### Objective
Copy every line in the records below that contains the word "average".

※ ※ ※

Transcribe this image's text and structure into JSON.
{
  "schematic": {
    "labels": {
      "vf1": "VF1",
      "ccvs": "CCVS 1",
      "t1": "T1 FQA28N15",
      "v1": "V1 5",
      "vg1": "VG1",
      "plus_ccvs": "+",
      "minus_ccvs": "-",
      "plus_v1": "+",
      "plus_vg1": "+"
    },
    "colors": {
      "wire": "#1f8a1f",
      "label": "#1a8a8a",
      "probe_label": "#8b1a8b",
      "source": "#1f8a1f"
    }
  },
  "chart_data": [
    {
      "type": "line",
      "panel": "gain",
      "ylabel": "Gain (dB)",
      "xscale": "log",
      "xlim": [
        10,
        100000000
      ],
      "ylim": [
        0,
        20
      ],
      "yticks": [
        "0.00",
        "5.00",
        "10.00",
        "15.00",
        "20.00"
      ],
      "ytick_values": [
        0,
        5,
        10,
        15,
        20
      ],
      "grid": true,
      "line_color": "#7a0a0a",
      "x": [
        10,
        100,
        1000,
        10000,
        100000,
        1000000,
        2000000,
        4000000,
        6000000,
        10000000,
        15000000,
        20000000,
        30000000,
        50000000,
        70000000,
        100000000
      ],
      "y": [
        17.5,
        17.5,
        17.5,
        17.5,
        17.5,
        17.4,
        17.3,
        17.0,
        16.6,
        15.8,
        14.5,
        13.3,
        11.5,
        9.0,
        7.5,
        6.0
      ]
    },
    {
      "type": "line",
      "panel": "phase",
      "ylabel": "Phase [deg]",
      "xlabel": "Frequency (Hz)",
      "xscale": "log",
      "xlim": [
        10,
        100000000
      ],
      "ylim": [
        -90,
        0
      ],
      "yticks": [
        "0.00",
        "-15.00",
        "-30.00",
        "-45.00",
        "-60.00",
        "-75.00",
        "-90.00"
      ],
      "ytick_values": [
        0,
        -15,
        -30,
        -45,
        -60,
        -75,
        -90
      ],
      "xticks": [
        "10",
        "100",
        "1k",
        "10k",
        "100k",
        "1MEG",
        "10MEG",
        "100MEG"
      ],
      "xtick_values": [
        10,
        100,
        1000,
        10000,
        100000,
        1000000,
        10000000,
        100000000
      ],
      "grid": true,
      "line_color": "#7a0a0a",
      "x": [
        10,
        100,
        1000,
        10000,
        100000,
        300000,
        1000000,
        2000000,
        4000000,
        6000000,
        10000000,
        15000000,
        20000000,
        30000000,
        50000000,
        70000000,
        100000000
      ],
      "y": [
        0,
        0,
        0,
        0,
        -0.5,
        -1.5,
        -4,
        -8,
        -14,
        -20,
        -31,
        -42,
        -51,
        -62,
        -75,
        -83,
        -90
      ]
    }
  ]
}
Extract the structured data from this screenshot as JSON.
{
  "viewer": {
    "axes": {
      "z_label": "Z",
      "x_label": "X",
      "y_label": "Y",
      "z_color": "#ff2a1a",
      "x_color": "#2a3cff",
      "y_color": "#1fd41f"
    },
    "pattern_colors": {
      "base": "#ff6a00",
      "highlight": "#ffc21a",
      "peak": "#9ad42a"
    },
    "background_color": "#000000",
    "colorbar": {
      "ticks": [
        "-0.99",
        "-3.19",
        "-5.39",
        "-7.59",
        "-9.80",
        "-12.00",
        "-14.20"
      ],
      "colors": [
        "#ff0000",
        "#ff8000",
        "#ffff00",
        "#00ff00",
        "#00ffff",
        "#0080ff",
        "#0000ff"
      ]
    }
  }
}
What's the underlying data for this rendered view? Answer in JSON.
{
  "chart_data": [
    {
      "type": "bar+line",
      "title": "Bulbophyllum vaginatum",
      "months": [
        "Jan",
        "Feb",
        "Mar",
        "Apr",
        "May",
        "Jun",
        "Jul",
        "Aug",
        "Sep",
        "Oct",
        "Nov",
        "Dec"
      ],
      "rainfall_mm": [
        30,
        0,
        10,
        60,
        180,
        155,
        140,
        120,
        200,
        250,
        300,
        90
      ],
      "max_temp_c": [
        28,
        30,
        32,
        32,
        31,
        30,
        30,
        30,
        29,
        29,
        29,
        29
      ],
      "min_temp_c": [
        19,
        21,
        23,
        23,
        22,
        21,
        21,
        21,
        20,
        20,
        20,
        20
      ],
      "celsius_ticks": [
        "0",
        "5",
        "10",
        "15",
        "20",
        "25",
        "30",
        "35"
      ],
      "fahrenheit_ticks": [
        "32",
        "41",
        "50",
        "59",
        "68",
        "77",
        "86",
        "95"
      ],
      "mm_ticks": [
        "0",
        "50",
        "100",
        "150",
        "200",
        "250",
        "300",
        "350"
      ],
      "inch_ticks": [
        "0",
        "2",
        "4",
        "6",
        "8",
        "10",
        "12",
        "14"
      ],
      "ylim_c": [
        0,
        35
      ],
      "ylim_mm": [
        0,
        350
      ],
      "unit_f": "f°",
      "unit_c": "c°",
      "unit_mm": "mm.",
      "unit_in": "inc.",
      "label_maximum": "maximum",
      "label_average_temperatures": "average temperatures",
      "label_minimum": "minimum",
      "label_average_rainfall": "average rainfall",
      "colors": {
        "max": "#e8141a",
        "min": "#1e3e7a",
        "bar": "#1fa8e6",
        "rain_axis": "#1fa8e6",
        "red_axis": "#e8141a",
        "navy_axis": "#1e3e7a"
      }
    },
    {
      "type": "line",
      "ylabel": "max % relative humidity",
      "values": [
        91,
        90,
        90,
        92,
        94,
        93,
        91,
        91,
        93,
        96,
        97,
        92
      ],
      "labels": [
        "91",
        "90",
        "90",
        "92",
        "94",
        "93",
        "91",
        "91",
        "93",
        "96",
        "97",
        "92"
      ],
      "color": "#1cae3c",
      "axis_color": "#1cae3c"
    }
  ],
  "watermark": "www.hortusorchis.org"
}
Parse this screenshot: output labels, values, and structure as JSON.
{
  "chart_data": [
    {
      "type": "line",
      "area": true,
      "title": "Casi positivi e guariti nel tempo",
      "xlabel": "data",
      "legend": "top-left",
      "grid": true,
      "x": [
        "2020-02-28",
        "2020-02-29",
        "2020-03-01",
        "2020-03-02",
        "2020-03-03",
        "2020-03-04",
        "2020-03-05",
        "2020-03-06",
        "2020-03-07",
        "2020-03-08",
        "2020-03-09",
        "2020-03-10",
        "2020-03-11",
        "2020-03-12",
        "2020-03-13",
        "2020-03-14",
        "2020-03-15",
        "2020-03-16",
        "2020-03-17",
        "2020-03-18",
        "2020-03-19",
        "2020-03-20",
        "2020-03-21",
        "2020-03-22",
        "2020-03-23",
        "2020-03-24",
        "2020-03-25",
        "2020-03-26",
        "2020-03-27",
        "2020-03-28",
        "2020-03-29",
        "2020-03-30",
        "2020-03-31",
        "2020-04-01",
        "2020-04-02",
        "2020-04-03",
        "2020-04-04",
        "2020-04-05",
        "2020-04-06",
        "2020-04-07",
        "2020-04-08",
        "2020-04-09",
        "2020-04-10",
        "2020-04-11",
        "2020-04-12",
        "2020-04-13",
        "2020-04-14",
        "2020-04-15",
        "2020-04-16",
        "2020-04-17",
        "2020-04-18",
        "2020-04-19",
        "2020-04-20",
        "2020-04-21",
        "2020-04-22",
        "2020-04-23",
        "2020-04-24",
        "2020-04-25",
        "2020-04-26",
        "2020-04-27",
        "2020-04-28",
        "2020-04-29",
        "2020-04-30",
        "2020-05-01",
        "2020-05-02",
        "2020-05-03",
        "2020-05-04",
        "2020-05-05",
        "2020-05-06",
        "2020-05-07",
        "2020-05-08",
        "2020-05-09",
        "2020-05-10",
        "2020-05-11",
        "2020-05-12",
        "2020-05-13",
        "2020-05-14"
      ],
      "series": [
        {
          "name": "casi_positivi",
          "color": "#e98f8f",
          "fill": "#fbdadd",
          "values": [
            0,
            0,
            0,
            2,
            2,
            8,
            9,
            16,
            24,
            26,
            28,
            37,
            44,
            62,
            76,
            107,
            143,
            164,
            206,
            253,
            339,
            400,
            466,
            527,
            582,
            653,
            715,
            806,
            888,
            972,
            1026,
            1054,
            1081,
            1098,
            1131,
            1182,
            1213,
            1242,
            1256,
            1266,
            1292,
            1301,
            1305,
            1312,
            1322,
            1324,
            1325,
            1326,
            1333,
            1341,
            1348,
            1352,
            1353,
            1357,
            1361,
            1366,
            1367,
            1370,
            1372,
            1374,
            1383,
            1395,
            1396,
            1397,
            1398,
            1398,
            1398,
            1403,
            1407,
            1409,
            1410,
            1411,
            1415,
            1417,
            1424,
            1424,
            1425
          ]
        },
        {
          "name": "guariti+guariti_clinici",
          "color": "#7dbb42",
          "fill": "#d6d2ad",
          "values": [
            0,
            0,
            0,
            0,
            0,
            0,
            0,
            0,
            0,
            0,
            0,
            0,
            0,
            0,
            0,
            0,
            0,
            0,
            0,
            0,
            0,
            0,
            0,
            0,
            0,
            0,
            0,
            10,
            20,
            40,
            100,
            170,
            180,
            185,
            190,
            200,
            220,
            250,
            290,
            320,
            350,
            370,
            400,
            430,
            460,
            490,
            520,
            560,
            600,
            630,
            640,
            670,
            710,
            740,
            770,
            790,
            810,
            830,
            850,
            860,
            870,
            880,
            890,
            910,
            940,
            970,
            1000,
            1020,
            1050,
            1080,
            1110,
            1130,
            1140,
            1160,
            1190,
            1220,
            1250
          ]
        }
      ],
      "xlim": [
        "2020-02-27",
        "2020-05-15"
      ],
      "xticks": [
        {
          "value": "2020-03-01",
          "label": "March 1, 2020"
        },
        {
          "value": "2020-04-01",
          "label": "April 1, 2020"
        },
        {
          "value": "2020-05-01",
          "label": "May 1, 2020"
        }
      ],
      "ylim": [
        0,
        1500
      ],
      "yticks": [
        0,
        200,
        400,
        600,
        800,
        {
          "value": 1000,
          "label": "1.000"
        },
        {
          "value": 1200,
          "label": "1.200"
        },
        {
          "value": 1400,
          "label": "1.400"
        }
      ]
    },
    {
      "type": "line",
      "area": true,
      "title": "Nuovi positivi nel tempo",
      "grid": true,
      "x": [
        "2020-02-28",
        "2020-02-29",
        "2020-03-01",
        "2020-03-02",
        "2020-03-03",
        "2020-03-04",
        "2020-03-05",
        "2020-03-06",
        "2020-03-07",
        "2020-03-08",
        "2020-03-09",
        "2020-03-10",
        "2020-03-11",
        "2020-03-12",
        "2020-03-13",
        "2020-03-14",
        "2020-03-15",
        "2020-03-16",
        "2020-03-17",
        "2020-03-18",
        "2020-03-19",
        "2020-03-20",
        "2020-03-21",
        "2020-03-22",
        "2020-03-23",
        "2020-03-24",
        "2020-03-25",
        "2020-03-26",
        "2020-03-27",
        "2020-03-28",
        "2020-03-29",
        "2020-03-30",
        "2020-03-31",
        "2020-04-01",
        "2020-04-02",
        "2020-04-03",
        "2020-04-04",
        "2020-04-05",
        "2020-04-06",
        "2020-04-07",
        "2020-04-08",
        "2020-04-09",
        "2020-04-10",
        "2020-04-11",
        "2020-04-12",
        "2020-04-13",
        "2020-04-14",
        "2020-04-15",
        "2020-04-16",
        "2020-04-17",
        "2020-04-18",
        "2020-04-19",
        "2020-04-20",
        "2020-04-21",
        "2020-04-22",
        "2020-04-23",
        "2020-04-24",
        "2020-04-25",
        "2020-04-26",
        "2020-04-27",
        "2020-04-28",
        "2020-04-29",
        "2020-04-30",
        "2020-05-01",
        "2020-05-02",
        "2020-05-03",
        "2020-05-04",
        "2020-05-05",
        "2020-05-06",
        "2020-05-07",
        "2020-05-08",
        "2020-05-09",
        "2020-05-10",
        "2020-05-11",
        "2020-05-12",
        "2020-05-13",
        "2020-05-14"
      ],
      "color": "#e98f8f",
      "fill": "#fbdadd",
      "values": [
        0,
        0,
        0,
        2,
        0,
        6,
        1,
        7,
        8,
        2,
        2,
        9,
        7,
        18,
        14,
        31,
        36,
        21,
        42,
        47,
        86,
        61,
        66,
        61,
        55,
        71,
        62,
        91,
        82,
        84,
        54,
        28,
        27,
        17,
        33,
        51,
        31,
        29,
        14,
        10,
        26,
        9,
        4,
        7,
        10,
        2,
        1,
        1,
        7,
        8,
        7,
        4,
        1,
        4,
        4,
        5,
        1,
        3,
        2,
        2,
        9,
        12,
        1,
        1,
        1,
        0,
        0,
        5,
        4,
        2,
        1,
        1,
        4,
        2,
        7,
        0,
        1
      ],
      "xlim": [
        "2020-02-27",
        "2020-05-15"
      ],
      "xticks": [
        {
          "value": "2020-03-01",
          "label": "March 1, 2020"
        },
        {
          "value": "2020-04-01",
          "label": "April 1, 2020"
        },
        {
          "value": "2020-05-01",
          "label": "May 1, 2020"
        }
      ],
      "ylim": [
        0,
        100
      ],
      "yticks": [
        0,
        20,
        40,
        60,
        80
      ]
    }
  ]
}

※ ※ ※

### Task output
      "label_average_temperatures": "average temperatures",
      "label_average_rainfall": "average rainfall",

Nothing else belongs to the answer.